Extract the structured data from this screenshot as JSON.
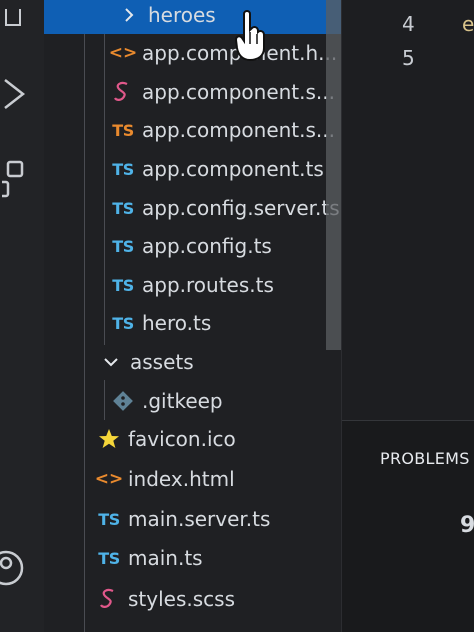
{
  "explorer": {
    "items": [
      {
        "label": "heroes",
        "icon": "chevron-right-icon",
        "glyph": "›",
        "selected": true
      },
      {
        "label": "app.component.h...",
        "icon": "html-file-icon",
        "glyph": "<>"
      },
      {
        "label": "app.component.s...",
        "icon": "scss-file-icon",
        "glyph": ""
      },
      {
        "label": "app.component.s...",
        "icon": "ts-spec-file-icon",
        "glyph": "TS"
      },
      {
        "label": "app.component.ts",
        "icon": "ts-file-icon",
        "glyph": "TS"
      },
      {
        "label": "app.config.server.ts",
        "icon": "ts-file-icon",
        "glyph": "TS"
      },
      {
        "label": "app.config.ts",
        "icon": "ts-file-icon",
        "glyph": "TS"
      },
      {
        "label": "app.routes.ts",
        "icon": "ts-file-icon",
        "glyph": "TS"
      },
      {
        "label": "hero.ts",
        "icon": "ts-file-icon",
        "glyph": "TS"
      },
      {
        "label": "assets",
        "icon": "chevron-down-icon",
        "glyph": "⌄"
      },
      {
        "label": ".gitkeep",
        "icon": "git-file-icon",
        "glyph": ""
      },
      {
        "label": "favicon.ico",
        "icon": "star-icon",
        "glyph": "★"
      },
      {
        "label": "index.html",
        "icon": "html-file-icon",
        "glyph": "<>"
      },
      {
        "label": "main.server.ts",
        "icon": "ts-file-icon",
        "glyph": "TS"
      },
      {
        "label": "main.ts",
        "icon": "ts-file-icon",
        "glyph": "TS"
      },
      {
        "label": "styles.scss",
        "icon": "scss-file-icon",
        "glyph": ""
      }
    ]
  },
  "editor": {
    "line_numbers": [
      "4",
      "5"
    ],
    "code_fragment": "e"
  },
  "panel": {
    "tab_label": "PROBLEMS",
    "fragment": "9"
  },
  "colors": {
    "selection": "#0f5fb4",
    "ts_blue": "#4fb3e8",
    "html_orange": "#e98a2e",
    "scss_pink": "#e0588a",
    "favicon_yellow": "#f5d63a"
  }
}
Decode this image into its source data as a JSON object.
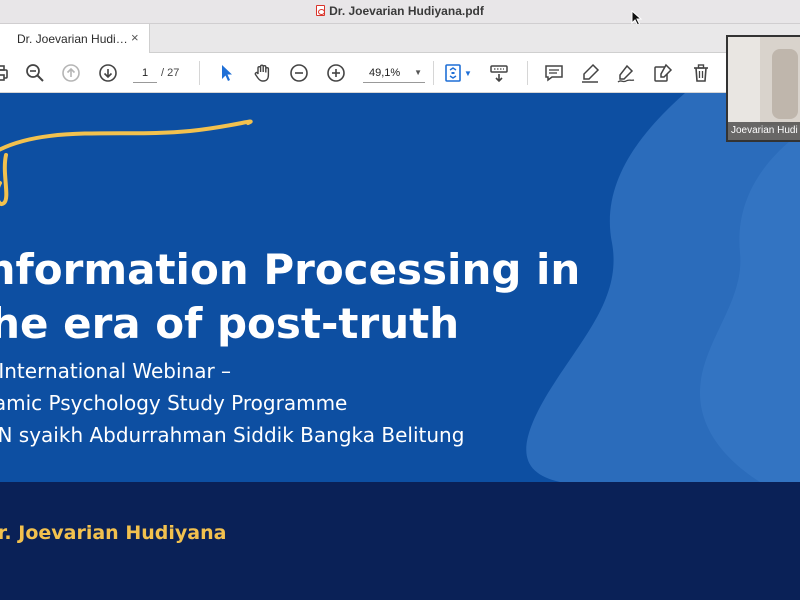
{
  "window": {
    "title": "Dr. Joevarian Hudiyana.pdf",
    "file_icon": "pdf-file-icon"
  },
  "tabs": [
    {
      "label": "Dr. Joevarian Hudi…",
      "close_label": "×",
      "active": true
    }
  ],
  "toolbar": {
    "page_current": "1",
    "page_total": "/ 27",
    "zoom_value": "49,1%",
    "zoom_caret": "▼",
    "icons": [
      "print-icon",
      "zoom-out-magnifier-icon",
      "previous-page-icon",
      "next-page-icon",
      "select-cursor-icon",
      "hand-tool-icon",
      "zoom-minus-icon",
      "zoom-plus-icon",
      "fit-page-icon",
      "keyboard-scroll-icon",
      "comment-icon",
      "highlight-icon",
      "sign-icon",
      "edit-icon",
      "delete-icon"
    ],
    "accent_color": "#1f6fd6"
  },
  "slide": {
    "title_line1": "Information Processing in",
    "title_line2": "the era of post-truth",
    "subtitle_line1": "— International Webinar –",
    "subtitle_line2": "Islamic Psychology Study Programme",
    "subtitle_line3": "IAIN syaikh Abdurrahman Siddik Bangka Belitung",
    "presenter": "Dr. Joevarian Hudiyana",
    "colors": {
      "background": "#0d4fa2",
      "wave_light": "#2b6cbb",
      "footer": "#0a2157",
      "accent_gold": "#f2c14e"
    }
  },
  "webcam": {
    "participant_name": "Joevarian Hudi"
  }
}
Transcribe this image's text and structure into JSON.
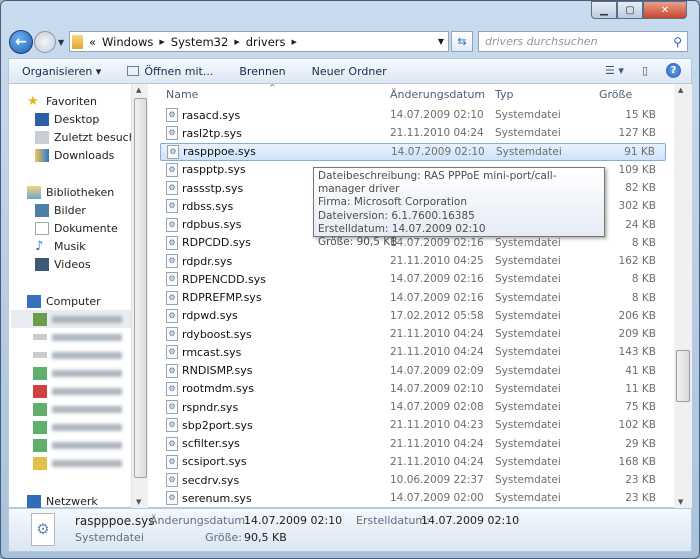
{
  "window": {
    "controls": [
      "minimize",
      "maximize",
      "close"
    ]
  },
  "address": {
    "breadcrumb": [
      "Windows",
      "System32",
      "drivers"
    ],
    "overflow": "«"
  },
  "search": {
    "placeholder": "drivers durchsuchen"
  },
  "toolbar": {
    "organize": "Organisieren ▾",
    "open_with": "Öffnen mit...",
    "burn": "Brennen",
    "new_folder": "Neuer Ordner"
  },
  "sidebar": {
    "favorites": {
      "label": "Favoriten",
      "items": [
        "Desktop",
        "Zuletzt besucht",
        "Downloads"
      ]
    },
    "libraries": {
      "label": "Bibliotheken",
      "items": [
        "Bilder",
        "Dokumente",
        "Musik",
        "Videos"
      ]
    },
    "computer": {
      "label": "Computer"
    },
    "network": {
      "label": "Netzwerk"
    }
  },
  "columns": {
    "name": "Name",
    "date": "Änderungsdatum",
    "type": "Typ",
    "size": "Größe"
  },
  "files": [
    {
      "name": "rasacd.sys",
      "date": "14.07.2009 02:10",
      "type": "Systemdatei",
      "size": "15 KB"
    },
    {
      "name": "rasl2tp.sys",
      "date": "21.11.2010 04:24",
      "type": "Systemdatei",
      "size": "127 KB"
    },
    {
      "name": "raspppoe.sys",
      "date": "14.07.2009 02:10",
      "type": "Systemdatei",
      "size": "91 KB",
      "selected": true
    },
    {
      "name": "raspptp.sys",
      "date": "",
      "type": "",
      "size": "109 KB"
    },
    {
      "name": "rassstp.sys",
      "date": "",
      "type": "",
      "size": "82 KB"
    },
    {
      "name": "rdbss.sys",
      "date": "",
      "type": "",
      "size": "302 KB"
    },
    {
      "name": "rdpbus.sys",
      "date": "",
      "type": "",
      "size": "24 KB"
    },
    {
      "name": "RDPCDD.sys",
      "date": "14.07.2009 02:16",
      "type": "Systemdatei",
      "size": "8 KB"
    },
    {
      "name": "rdpdr.sys",
      "date": "21.11.2010 04:25",
      "type": "Systemdatei",
      "size": "162 KB"
    },
    {
      "name": "RDPENCDD.sys",
      "date": "14.07.2009 02:16",
      "type": "Systemdatei",
      "size": "8 KB"
    },
    {
      "name": "RDPREFMP.sys",
      "date": "14.07.2009 02:16",
      "type": "Systemdatei",
      "size": "8 KB"
    },
    {
      "name": "rdpwd.sys",
      "date": "17.02.2012 05:58",
      "type": "Systemdatei",
      "size": "206 KB"
    },
    {
      "name": "rdyboost.sys",
      "date": "21.11.2010 04:24",
      "type": "Systemdatei",
      "size": "209 KB"
    },
    {
      "name": "rmcast.sys",
      "date": "21.11.2010 04:24",
      "type": "Systemdatei",
      "size": "143 KB"
    },
    {
      "name": "RNDISMP.sys",
      "date": "14.07.2009 02:09",
      "type": "Systemdatei",
      "size": "41 KB"
    },
    {
      "name": "rootmdm.sys",
      "date": "14.07.2009 02:10",
      "type": "Systemdatei",
      "size": "11 KB"
    },
    {
      "name": "rspndr.sys",
      "date": "14.07.2009 02:08",
      "type": "Systemdatei",
      "size": "75 KB"
    },
    {
      "name": "sbp2port.sys",
      "date": "21.11.2010 04:23",
      "type": "Systemdatei",
      "size": "102 KB"
    },
    {
      "name": "scfilter.sys",
      "date": "21.11.2010 04:24",
      "type": "Systemdatei",
      "size": "29 KB"
    },
    {
      "name": "scsiport.sys",
      "date": "21.11.2010 04:24",
      "type": "Systemdatei",
      "size": "168 KB"
    },
    {
      "name": "secdrv.sys",
      "date": "10.06.2009 22:37",
      "type": "Systemdatei",
      "size": "23 KB"
    },
    {
      "name": "serenum.sys",
      "date": "14.07.2009 02:00",
      "type": "Systemdatei",
      "size": "23 KB"
    }
  ],
  "tooltip": {
    "lines": [
      "Dateibeschreibung: RAS PPPoE mini-port/call-manager driver",
      "Firma: Microsoft Corporation",
      "Dateiversion: 6.1.7600.16385",
      "Erstelldatum: 14.07.2009 02:10",
      "Größe: 90,5 KB"
    ]
  },
  "details": {
    "name": "raspppoe.sys",
    "type": "Systemdatei",
    "modified_label": "Änderungsdatum:",
    "modified": "14.07.2009 02:10",
    "created_label": "Erstelldatum:",
    "created": "14.07.2009 02:10",
    "size_label": "Größe:",
    "size": "90,5 KB"
  }
}
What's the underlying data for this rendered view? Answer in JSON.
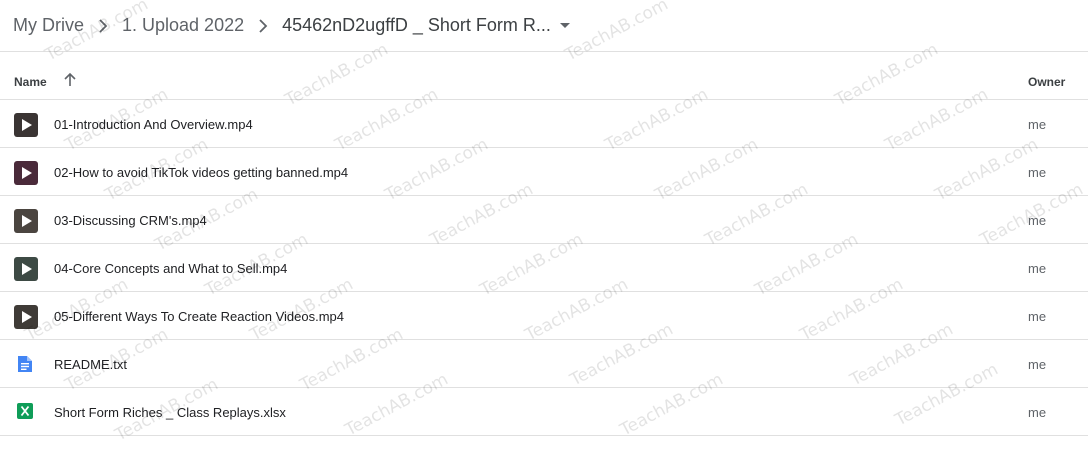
{
  "breadcrumb": {
    "root": "My Drive",
    "level1": "1. Upload 2022",
    "current": "45462nD2ugffD _ Short Form R..."
  },
  "columns": {
    "name": "Name",
    "owner": "Owner"
  },
  "files": [
    {
      "name": "01-Introduction And Overview.mp4",
      "owner": "me",
      "type": "video",
      "thumb_color": "#3a3433"
    },
    {
      "name": "02-How to avoid TikTok videos getting banned.mp4",
      "owner": "me",
      "type": "video",
      "thumb_color": "#4a2a3a"
    },
    {
      "name": "03-Discussing CRM's.mp4",
      "owner": "me",
      "type": "video",
      "thumb_color": "#4b4540"
    },
    {
      "name": "04-Core Concepts and What to Sell.mp4",
      "owner": "me",
      "type": "video",
      "thumb_color": "#3d4a44"
    },
    {
      "name": "05-Different Ways To Create Reaction Videos.mp4",
      "owner": "me",
      "type": "video",
      "thumb_color": "#3f3b37"
    },
    {
      "name": "README.txt",
      "owner": "me",
      "type": "doc",
      "icon_color": "#4285f4"
    },
    {
      "name": "Short Form Riches _ Class Replays.xlsx",
      "owner": "me",
      "type": "sheet",
      "icon_color": "#0f9d58"
    }
  ],
  "watermark": "TeachAB.com"
}
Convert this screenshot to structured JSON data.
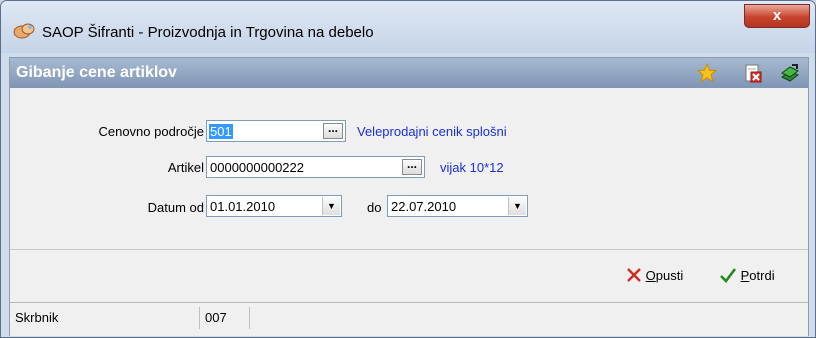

________

Job:
Identify and list each line with the word "Short".

Solution to the exercise:
    "current": "45462nD2ugffD _ Short Form R..."
      "name": "Short Form Riches _ Class Replays.xlsx",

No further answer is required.